------ SELECTION ------
My thoughts? Well, Ho Chi Minh in both North and South was a national hero. He was the Vietnamese equivalent of George Washington. He liberated Vietnam from the Japanese and then the French. So, not surprisingly, Uncle Ho was so mot (no. 1).

So after Dien Bien Phu and another revered liberator, General Vo Nguyen Giap, what did we bring after the Gulf of Tonkin and LBJ? We increased VD, prostitution, civilian casualties and, lastly, I'm not sure to what extent, the Ky and Thieu regimes were ever able to stand on their own without our military to back them up!

So it was not surprising that once we left it was a matter of months before Saigon Fell.

Did we not learn from the lessons of the French defeat? Vietnam subjected us to a broader national discussion. Was the vaunted Domino Theory really overblown? What I saw in Vietnam the short time I was there was that the suffering of that poor little place was far greater than any possible good our military was accomplishing. The Mel Gibson movie "We Were Soldiers" was an excellent account of what we were up against militarily and the miscalculations and the underestimating of the enemy's will to fight.

When I got home to Chattanooga, to where my parents from Chicago had moved, I went back to college and graduated. But during this time I underwent a transformation in the support I had for the war, and the more I reflected on my experience, the more against the war I was. Could it be that winning WWII gave our military a falsely inflated ego and had an effect on the folly of our future conflicts? I think so. The same folly applied to George W. Bush's invasion of Iraq after 9/11.
------ DATASET EXTRACT ------
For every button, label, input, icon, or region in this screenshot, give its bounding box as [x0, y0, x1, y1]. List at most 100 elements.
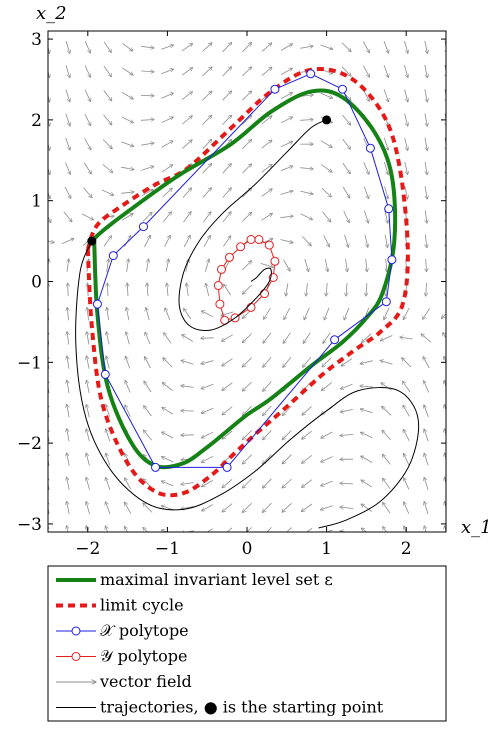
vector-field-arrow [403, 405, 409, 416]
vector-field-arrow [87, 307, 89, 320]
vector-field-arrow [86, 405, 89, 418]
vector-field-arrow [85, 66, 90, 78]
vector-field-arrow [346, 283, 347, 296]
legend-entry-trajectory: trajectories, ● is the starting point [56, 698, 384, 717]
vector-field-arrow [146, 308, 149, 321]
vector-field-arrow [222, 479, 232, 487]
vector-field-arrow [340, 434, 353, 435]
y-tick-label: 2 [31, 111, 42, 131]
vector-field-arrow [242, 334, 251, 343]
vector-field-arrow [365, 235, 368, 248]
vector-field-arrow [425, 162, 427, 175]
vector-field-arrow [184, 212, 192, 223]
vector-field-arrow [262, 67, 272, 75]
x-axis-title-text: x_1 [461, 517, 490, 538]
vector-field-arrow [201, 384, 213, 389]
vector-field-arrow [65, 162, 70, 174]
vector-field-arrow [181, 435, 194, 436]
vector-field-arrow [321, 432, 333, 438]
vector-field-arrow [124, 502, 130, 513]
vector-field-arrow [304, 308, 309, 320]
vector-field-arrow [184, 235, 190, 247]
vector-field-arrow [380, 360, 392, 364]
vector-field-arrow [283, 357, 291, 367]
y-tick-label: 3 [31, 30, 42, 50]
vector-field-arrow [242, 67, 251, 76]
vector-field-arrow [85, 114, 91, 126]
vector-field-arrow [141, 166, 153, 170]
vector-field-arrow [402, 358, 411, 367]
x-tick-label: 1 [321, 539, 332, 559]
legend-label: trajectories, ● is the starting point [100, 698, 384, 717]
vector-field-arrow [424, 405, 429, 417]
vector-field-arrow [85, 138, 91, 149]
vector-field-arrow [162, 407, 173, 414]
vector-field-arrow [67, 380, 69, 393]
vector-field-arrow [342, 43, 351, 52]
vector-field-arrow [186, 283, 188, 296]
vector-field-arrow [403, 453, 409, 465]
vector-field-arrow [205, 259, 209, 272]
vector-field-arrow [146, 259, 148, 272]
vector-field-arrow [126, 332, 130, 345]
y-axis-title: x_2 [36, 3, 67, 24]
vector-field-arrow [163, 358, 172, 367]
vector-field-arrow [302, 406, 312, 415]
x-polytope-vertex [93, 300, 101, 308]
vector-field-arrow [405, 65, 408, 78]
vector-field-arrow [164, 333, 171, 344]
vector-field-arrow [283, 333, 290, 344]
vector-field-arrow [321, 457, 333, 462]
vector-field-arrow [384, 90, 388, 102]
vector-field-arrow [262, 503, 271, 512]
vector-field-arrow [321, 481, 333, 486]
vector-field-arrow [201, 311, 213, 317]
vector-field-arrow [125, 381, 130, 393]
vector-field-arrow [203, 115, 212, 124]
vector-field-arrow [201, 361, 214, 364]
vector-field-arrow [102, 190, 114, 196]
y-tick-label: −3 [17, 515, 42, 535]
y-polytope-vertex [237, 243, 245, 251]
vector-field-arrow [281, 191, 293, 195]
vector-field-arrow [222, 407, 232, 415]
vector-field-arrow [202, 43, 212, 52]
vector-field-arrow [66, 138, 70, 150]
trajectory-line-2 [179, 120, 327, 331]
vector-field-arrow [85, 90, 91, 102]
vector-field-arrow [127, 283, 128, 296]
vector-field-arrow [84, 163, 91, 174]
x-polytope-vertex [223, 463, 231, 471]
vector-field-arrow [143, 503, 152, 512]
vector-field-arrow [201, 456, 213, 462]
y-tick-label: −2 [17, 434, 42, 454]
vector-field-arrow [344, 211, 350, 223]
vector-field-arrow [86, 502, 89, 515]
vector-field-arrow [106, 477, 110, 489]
------
WHAT TO PRODUCE: Rewrite the passage of the Vietnam reflection starting at "My thoughts? Well, Ho" and ending at "mot (no. 1).", with "national hero" changed to "popular hero". The rows play no part in the work on the Vietnam reflection.

RESULT:
My thoughts? Well, Ho Chi Minh in both North and South was a popular hero. He was the Vietnamese equivalent of George Washington. He liberated Vietnam from the Japanese and then the French. So, not surprisingly, Uncle Ho was so mot (no. 1).